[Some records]
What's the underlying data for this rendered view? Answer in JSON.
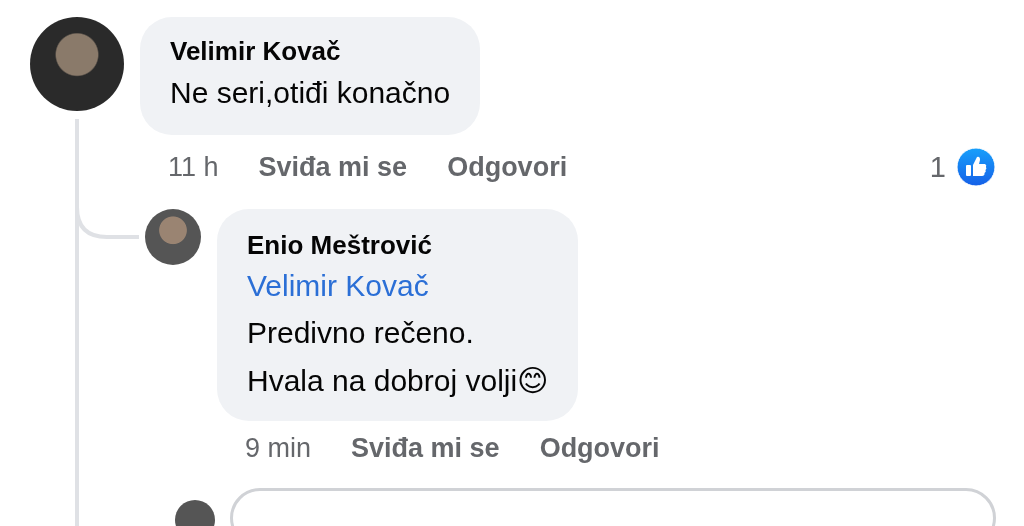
{
  "comments": [
    {
      "author": "Velimir Kovač",
      "lines": [
        "Ne seri,otiđi konačno"
      ],
      "time": "11 h",
      "like_action": "Sviđa mi se",
      "reply_action": "Odgovori",
      "reaction_count": "1",
      "replies": [
        {
          "author": "Enio Meštrović",
          "mention": "Velimir Kovač",
          "lines": [
            "Predivno rečeno.",
            "Hvala na dobroj volji😊"
          ],
          "time": "9 min",
          "like_action": "Sviđa mi se",
          "reply_action": "Odgovori"
        }
      ]
    }
  ]
}
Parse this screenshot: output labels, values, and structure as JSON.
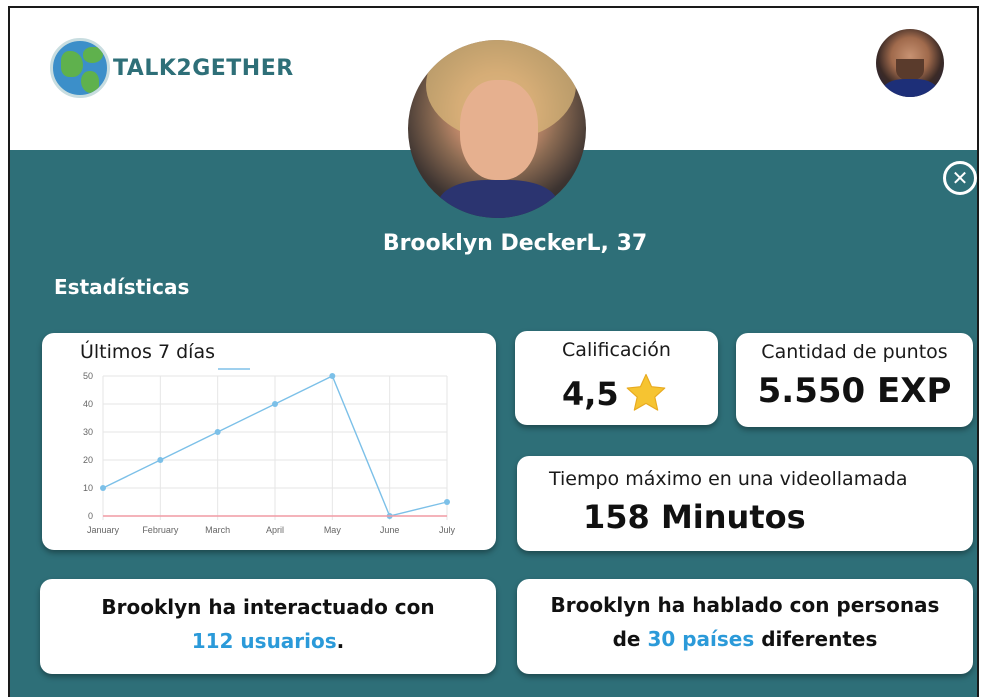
{
  "app": {
    "logo_text": "TALK2GETHER"
  },
  "profile": {
    "name": "Brooklyn DeckerL, 37"
  },
  "section": {
    "title": "Estadísticas"
  },
  "chart_card": {
    "title": "Últimos 7 días"
  },
  "chart_data": {
    "type": "line",
    "categories": [
      "January",
      "February",
      "March",
      "April",
      "May",
      "June",
      "July"
    ],
    "series": [
      {
        "values": [
          10,
          20,
          30,
          40,
          50,
          0,
          5
        ],
        "color": "#7cc0e8"
      },
      {
        "values": [
          0,
          0,
          0,
          0,
          0,
          0,
          0
        ],
        "color": "#f19aa4"
      }
    ],
    "ylim": [
      0,
      50
    ],
    "yticks": [
      0,
      10,
      20,
      30,
      40,
      50
    ],
    "grid": true,
    "title": "",
    "xlabel": "",
    "ylabel": ""
  },
  "rating": {
    "label": "Calificación",
    "value": "4,5",
    "icon": "star-icon"
  },
  "points": {
    "label": "Cantidad de puntos",
    "value": "5.550 EXP"
  },
  "time": {
    "label": "Tiempo máximo en una videollamada",
    "value": "158 Minutos"
  },
  "interactions": {
    "line1": "Brooklyn ha interactuado con",
    "highlight": "112 usuarios",
    "suffix": "."
  },
  "countries": {
    "line1": "Brooklyn ha hablado con personas",
    "prefix": "de ",
    "highlight": "30 países",
    "suffix": " diferentes"
  },
  "colors": {
    "panel": "#2e6f78",
    "accent": "#2b9ad9",
    "star": "#f6c431"
  }
}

The task
Each record above should be copied character for character, with pictures dropped.

Response below
What's the underlying data for this rendered view? Answer in JSON.
{
  "comments": [
    {
      "author": "Velimir Kovač",
      "lines": [
        "Ne seri,otiđi konačno"
      ],
      "time": "11 h",
      "like_action": "Sviđa mi se",
      "reply_action": "Odgovori",
      "reaction_count": "1",
      "replies": [
        {
          "author": "Enio Meštrović",
          "mention": "Velimir Kovač",
          "lines": [
            "Predivno rečeno.",
            "Hvala na dobroj volji😊"
          ],
          "time": "9 min",
          "like_action": "Sviđa mi se",
          "reply_action": "Odgovori"
        }
      ]
    }
  ]
}
Parse this screenshot: output labels, values, and structure as JSON.
{
  "app": {
    "logo_text": "TALK2GETHER"
  },
  "profile": {
    "name": "Brooklyn DeckerL, 37"
  },
  "section": {
    "title": "Estadísticas"
  },
  "chart_card": {
    "title": "Últimos 7 días"
  },
  "chart_data": {
    "type": "line",
    "categories": [
      "January",
      "February",
      "March",
      "April",
      "May",
      "June",
      "July"
    ],
    "series": [
      {
        "values": [
          10,
          20,
          30,
          40,
          50,
          0,
          5
        ],
        "color": "#7cc0e8"
      },
      {
        "values": [
          0,
          0,
          0,
          0,
          0,
          0,
          0
        ],
        "color": "#f19aa4"
      }
    ],
    "ylim": [
      0,
      50
    ],
    "yticks": [
      0,
      10,
      20,
      30,
      40,
      50
    ],
    "grid": true,
    "title": "",
    "xlabel": "",
    "ylabel": ""
  },
  "rating": {
    "label": "Calificación",
    "value": "4,5",
    "icon": "star-icon"
  },
  "points": {
    "label": "Cantidad de puntos",
    "value": "5.550 EXP"
  },
  "time": {
    "label": "Tiempo máximo en una videollamada",
    "value": "158 Minutos"
  },
  "interactions": {
    "line1": "Brooklyn ha interactuado con",
    "highlight": "112 usuarios",
    "suffix": "."
  },
  "countries": {
    "line1": "Brooklyn ha hablado con personas",
    "prefix": "de ",
    "highlight": "30 países",
    "suffix": " diferentes"
  },
  "colors": {
    "panel": "#2e6f78",
    "accent": "#2b9ad9",
    "star": "#f6c431"
  }
}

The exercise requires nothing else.